**REQUIRED TASK**
Assemble all lines in which the string "宏湃培优" appears.

**STORED RECORDS**
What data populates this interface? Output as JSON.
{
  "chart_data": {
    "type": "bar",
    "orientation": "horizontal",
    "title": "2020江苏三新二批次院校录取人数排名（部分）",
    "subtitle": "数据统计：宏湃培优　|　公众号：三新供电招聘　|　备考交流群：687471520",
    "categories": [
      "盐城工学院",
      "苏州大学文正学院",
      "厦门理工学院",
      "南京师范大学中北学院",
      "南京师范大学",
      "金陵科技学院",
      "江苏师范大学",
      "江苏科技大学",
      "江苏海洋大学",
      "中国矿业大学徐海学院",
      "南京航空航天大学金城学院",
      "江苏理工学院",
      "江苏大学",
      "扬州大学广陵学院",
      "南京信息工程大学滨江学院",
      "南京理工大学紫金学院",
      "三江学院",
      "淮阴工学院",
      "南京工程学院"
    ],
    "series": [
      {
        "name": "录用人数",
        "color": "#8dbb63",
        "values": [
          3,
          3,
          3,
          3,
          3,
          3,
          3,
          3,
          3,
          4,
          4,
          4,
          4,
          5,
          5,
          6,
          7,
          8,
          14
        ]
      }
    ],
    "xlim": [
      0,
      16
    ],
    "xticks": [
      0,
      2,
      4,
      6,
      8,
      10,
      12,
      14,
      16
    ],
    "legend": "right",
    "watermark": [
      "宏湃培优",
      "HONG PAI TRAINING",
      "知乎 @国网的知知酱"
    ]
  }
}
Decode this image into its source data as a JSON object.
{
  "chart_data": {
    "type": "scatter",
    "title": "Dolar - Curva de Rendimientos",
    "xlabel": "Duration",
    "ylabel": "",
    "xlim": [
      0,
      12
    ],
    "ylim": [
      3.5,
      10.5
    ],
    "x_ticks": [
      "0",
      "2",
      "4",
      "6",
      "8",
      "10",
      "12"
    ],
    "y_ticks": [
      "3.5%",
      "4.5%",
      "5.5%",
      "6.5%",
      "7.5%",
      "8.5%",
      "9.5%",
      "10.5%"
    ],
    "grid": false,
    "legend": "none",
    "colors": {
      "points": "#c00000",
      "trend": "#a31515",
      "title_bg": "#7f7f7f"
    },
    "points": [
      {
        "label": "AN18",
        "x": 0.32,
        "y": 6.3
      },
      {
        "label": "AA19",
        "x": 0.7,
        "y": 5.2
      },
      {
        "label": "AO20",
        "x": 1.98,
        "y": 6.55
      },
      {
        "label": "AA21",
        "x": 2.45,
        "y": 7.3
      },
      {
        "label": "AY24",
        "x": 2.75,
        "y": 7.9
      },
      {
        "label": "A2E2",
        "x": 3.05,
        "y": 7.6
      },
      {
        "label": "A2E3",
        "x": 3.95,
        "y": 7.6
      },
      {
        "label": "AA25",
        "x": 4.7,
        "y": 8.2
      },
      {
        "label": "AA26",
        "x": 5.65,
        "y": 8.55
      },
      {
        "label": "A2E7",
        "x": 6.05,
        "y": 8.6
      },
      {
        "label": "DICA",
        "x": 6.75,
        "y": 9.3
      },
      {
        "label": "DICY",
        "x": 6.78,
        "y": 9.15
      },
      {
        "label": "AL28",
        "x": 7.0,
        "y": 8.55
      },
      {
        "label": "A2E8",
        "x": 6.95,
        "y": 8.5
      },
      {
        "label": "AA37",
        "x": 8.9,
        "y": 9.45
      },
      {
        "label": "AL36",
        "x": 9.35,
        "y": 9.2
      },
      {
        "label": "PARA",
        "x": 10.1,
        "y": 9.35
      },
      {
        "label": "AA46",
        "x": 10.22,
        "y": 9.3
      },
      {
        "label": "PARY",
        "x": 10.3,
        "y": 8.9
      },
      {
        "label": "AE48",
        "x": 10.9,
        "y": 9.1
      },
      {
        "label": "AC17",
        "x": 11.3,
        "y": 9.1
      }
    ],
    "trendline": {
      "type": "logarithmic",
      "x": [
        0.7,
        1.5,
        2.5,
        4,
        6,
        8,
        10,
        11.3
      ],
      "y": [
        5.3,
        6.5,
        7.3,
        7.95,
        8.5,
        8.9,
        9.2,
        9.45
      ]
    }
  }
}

**WRITTEN ANSWER**
    "subtitle": "数据统计：宏湃培优　|　公众号：三新供电招聘　|　备考交流群：687471520",
      "宏湃培优",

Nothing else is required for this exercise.